--- Start ---
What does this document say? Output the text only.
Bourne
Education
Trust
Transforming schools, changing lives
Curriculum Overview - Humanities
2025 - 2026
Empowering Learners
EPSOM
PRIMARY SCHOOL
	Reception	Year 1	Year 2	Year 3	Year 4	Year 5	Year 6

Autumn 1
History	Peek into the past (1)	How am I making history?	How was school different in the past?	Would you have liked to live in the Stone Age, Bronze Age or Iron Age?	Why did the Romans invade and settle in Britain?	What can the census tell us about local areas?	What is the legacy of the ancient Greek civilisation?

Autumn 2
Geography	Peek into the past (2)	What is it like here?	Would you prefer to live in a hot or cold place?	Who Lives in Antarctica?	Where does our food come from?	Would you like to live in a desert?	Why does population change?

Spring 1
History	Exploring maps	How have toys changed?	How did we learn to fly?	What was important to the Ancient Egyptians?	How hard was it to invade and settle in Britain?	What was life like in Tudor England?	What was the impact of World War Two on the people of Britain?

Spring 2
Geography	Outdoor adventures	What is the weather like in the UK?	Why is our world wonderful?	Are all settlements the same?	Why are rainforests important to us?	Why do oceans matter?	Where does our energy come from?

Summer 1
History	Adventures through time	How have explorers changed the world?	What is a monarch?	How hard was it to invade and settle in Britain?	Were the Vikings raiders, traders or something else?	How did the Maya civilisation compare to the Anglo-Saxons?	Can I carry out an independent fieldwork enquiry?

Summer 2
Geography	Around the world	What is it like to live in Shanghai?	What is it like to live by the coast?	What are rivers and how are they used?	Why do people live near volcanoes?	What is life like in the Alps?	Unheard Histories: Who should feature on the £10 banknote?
--- End ---
--- Start ---
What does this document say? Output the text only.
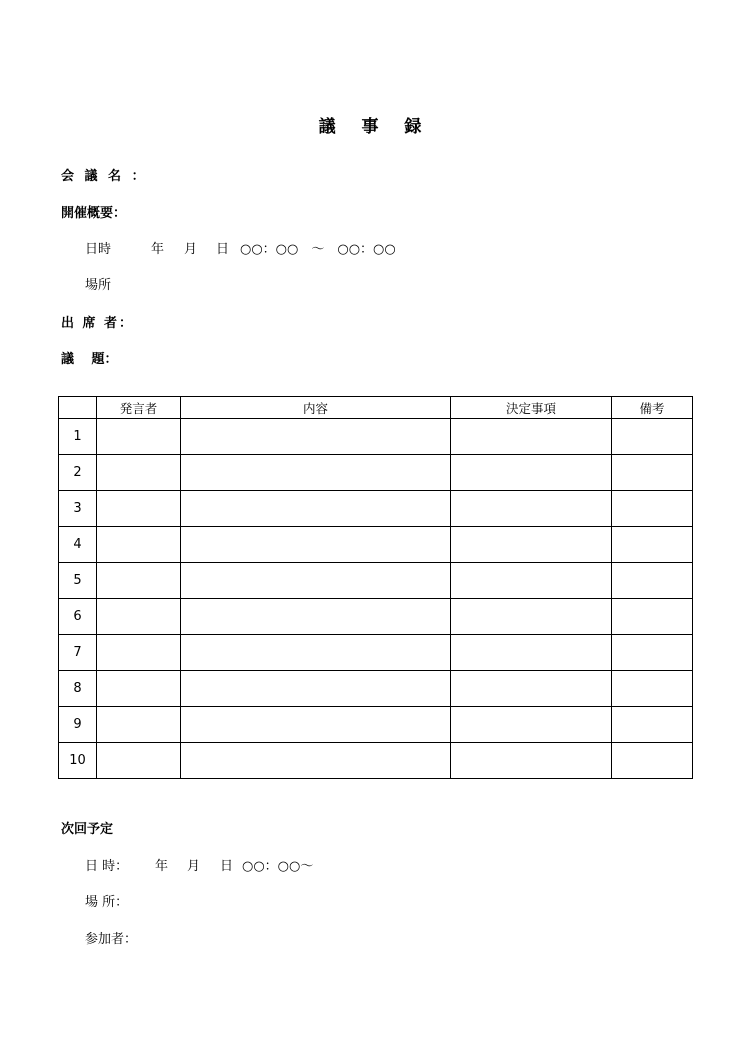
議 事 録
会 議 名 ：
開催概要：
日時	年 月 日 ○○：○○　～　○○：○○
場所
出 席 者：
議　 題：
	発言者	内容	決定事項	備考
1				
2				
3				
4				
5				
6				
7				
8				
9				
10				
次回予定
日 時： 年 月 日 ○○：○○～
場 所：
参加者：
--- End ---
--- Start ---
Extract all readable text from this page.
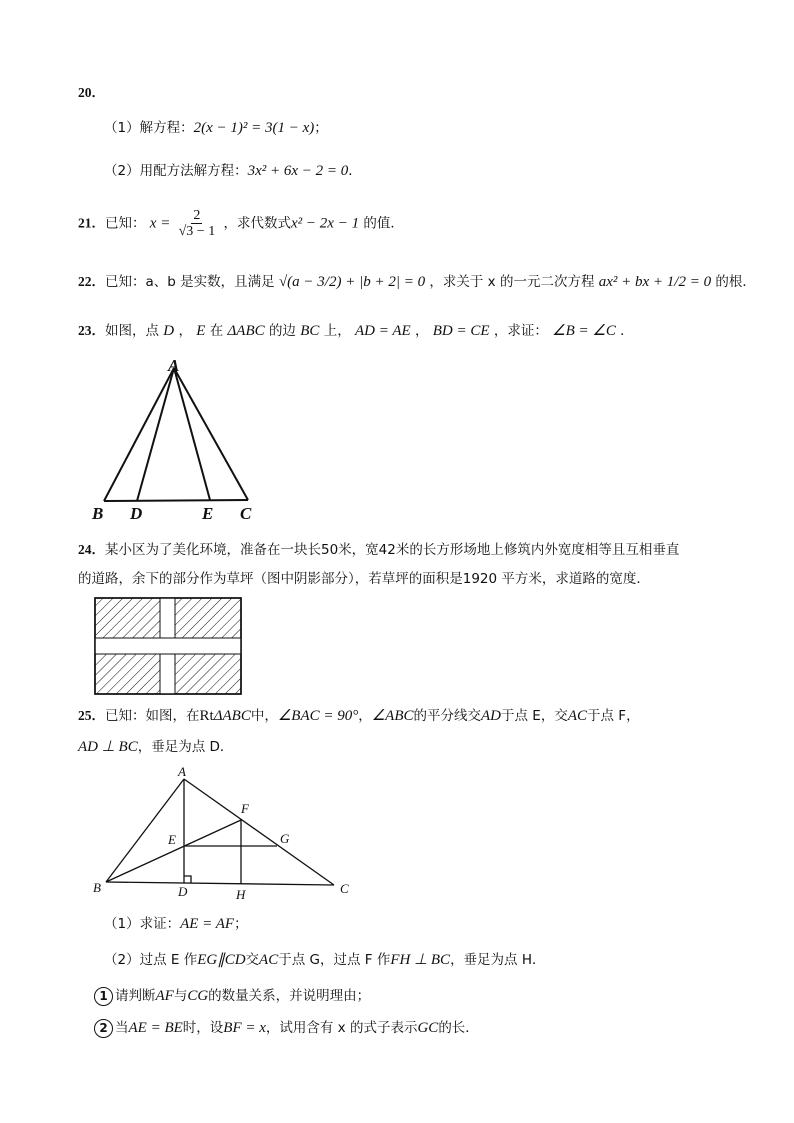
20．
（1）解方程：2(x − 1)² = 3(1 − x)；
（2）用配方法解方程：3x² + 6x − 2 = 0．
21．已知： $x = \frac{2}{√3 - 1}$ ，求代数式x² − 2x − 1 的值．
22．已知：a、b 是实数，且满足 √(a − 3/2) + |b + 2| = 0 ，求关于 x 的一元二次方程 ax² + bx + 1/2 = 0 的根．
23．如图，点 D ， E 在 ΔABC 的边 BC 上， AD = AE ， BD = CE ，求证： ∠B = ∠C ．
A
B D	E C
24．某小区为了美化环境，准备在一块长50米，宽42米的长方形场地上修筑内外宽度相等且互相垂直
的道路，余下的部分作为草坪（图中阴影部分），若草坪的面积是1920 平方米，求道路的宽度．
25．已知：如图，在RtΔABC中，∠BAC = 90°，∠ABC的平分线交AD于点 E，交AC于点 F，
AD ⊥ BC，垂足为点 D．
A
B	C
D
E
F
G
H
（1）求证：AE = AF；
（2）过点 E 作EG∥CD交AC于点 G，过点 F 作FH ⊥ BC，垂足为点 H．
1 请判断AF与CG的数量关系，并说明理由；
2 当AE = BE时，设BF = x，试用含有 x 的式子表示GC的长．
--- End ---
Extract, from the material above, each line holding the word "have".

Task answer:
History	Peek into the past (1)	How am I making history?	How was school different in the past?	Would you have liked to live in the Stone Age, Bronze Age or Iron Age?	Why did the Romans invade and settle in Britain?	What can the census tell us about local areas?	What is the legacy of the ancient Greek civilisation?
History	Exploring maps	How have toys changed?	How did we learn to fly?	What was important to the Ancient Egyptians?	How hard was it to invade and settle in Britain?	What was life like in Tudor England?	What was the impact of World War Two on the people of Britain?
History	Adventures through time	How have explorers changed the world?	What is a monarch?	How hard was it to invade and settle in Britain?	Were the Vikings raiders, traders or something else?	How did the Maya civilisation compare to the Anglo-Saxons?	Can I carry out an independent fieldwork enquiry?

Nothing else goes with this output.